SOURCE EXCERPT:
The 8-mile (12.9 kilometer) stretch of track known as the Pingxi Branch Rail Line, falls a bit off the beaten tourist path but is a day well spent for its charming old-school train experience and excellent stops along the way, most notably the towns of Shifen, Jingtong and Pingxi. The Pingxi Branch Rail Line was completed in 1921, and until the late 1980s, it was used exclusively as a mining train, transporting coal south from the mountains of Northern Taiwan. Today, the train whisks passengers through a wooded gorge area, past waterfalls, trail heads and old mining towns. It’s an inexpensive and easy way to get out of the city for a day and see the Taiwanese countryside. Trains only pass along the line every hour or so, but because many of the stops and attractions are relatively close together, it’s possible to walk from one station to the next if you’ve just missed a train.
Taipei Eye, Taipei’s most popular stage show among visitors, takes traditional Chinese opera and distills it down to make it more palatable for a foreign audience. While some Chinese opera performances go on for an entire day, a visit to Taipei Eye takes only an evening, and an evening well spent for anyone interested in the Chinese performing arts. While Taipei Eye didn’t stage its first performance until 2002, its history dates back to the early 1900s and the opening of the Taiwan Novel Hall as a place to revive Chinese arts during a time in history when the culture of the occupying Japanese had become the norm. The original hall was destroyed during World War II, but the son of the man who built it carried on the legacy by again reviving the art of Chinese opera in Taiwan. While Taipei Eye performances vary, they typically include aboriginal dancing, acrobatics and folk opera. Be sure to come early to watch the performers apply their makeup and don their colorful costumes.
Taiwan’s tallest skyscraper, Taipei 101, enjoyed the title of world’s tallest building from 2004 until the Burj Khalifa in Dubai was completed in 2010. It remains the world’s largest and tallest green building. The 1,667-foot (508-meter) structure consists of 101 aboveground floors and five underground floors and houses a mix of offices, a multilevel shopping complex, food court and restaurants.
Perhaps more impressive than the total height of the building is its structural integrity. The skyscraper was designed to withstand earthquakes and typhoon-level winds thanks to a massive damper sphere, the largest in the world. The building’s exterior is meant to resemble bamboo, a symbol of longevity.
You can spot the Taipei 101 from nearly anywhere in Taipei, but the best way to experience it is by riding the world’s fastest elevator to the eighty-ninth floor observatory. Take a self-guided audio tour in the indoor observatory before climbing to the outdoor deck.
Located in central Taiwan, Sun Moon Lake is one of the only natural lakes in the country and arguably the most beautiful. Lalu Island divides the lake in two, with one part resembling a moon and the other the sun, giving it its name. The hiking trails and bike paths surrounding the lake are considered to be some of the most scenic on earth, and you’ll find bike rentals near the visitors center. If you want to get out on the water, you can either take a boat tour of the lake, stopping at many of the main temples, pagodas and aboriginal villages, or rent a rowboat to explore the waters at your own pace.
A recently installed aerial tramway, the longest and highest in Taiwan, carries visitors across the lake for a bird’s eye view of the area. To get a taste of the area’s ancient aboriginal cutlure, try to catch a performance at the Naruwan Theater or Culture Square.

GIVEN INFORMATION:

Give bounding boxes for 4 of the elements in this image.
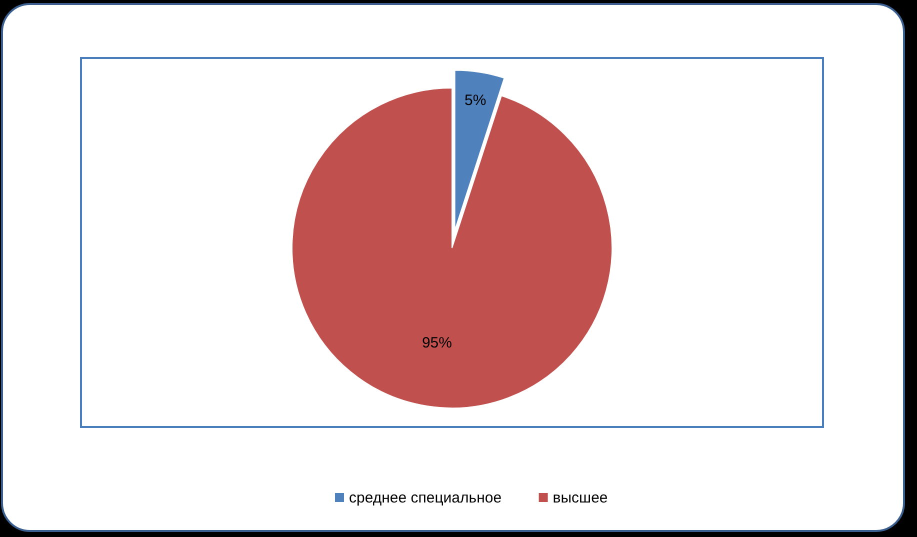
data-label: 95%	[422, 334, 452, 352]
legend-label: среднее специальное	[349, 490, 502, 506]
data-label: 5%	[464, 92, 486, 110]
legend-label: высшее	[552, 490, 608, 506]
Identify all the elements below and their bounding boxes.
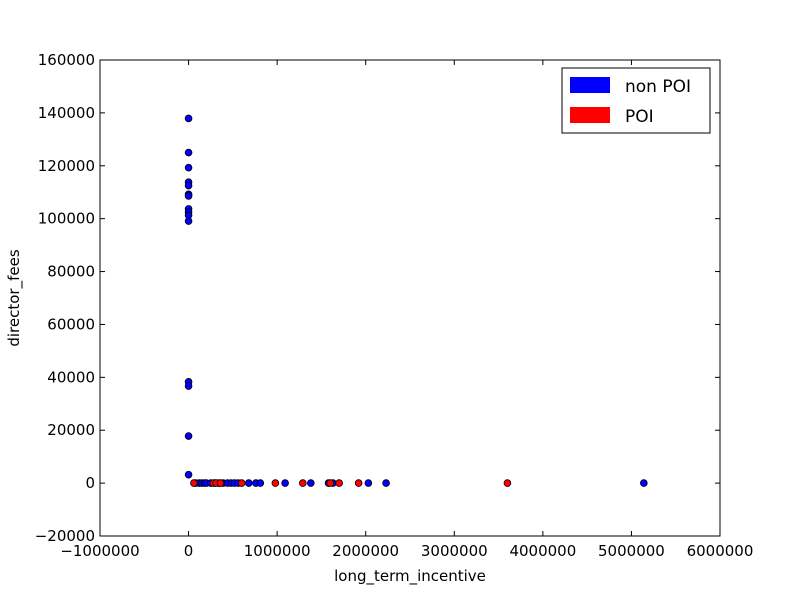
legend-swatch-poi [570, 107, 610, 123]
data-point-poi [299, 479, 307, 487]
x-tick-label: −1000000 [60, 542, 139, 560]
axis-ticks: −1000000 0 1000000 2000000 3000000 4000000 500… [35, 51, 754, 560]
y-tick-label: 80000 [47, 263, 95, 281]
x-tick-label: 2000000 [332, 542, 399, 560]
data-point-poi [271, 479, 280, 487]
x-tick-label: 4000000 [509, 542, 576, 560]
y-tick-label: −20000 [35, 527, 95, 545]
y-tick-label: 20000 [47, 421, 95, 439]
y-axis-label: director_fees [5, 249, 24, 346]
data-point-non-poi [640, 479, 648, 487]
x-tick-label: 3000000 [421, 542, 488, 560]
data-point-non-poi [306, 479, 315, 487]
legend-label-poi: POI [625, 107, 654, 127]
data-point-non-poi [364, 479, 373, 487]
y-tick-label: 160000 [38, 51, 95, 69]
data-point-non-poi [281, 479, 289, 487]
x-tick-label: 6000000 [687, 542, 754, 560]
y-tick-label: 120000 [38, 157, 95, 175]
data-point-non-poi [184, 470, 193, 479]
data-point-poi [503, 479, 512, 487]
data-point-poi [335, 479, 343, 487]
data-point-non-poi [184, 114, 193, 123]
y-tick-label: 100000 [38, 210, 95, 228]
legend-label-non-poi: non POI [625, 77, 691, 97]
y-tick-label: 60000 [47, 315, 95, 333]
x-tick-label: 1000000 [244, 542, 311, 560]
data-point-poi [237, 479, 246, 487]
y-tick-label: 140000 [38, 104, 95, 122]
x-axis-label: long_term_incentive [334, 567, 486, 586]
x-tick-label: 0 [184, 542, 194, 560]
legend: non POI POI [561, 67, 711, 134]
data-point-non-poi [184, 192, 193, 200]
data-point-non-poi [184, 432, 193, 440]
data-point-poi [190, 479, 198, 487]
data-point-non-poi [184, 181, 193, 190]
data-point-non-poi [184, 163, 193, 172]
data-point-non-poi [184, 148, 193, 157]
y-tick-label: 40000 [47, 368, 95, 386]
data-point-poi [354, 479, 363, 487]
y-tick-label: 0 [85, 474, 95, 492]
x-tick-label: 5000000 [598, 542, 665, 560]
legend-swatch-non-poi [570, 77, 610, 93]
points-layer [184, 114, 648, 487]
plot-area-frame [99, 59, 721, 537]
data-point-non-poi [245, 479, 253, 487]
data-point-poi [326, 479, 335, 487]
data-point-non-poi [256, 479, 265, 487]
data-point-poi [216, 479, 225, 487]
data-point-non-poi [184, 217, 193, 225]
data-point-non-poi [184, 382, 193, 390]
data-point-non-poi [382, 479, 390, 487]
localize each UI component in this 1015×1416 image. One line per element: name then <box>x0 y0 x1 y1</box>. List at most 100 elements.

PROBLEMS AND TASKS:
A: Rewrite the Taiwan travel text starting with "Taiwan’s tallest skyscraper, Taipei" and going on through "symbol of longevity.", renaming "skyscraper" as "tower" wherever it occurs.
B: Does the Taiwan travel text agree with each statement? Answer yes or no for each, and quote the words from the Taiwan travel text that decide it. (i) The Pingxi Branch Rail Line was completed in 1921. (ii) Taipei Eye staged its first performance in the early 1900s. (iii) The world's fastest elevator in Taipei 101 goes to an observatory on the ninety-first floor.
The data was taken from a different source than the Taiwan travel text.

WRITTEN ANSWERS:
A:
Taiwan’s tallest tower, Taipei 101, enjoyed the title of world’s tallest building from 2004 until the Burj Khalifa in Dubai was completed in 2010. It remains the world’s largest and tallest green building. The 1,667-foot (508-meter) structure consists of 101 aboveground floors and five underground floors and houses a mix of offices, a multilevel shopping complex, food court and restaurants.
Perhaps more impressive than the total height of the building is its structural integrity. The tower was designed to withstand earthquakes and typhoon-level winds thanks to a massive damper sphere, the largest in the world. The building’s exterior is meant to resemble bamboo, a symbol of longevity.

B:
(i) Yes: "The Pingxi Branch Rail Line was completed in 1921"
(ii) No: "Taipei Eye didn’t stage its first performance until 2002"
(iii) No: "riding the world’s fastest elevator to the eighty-ninth floor observatory"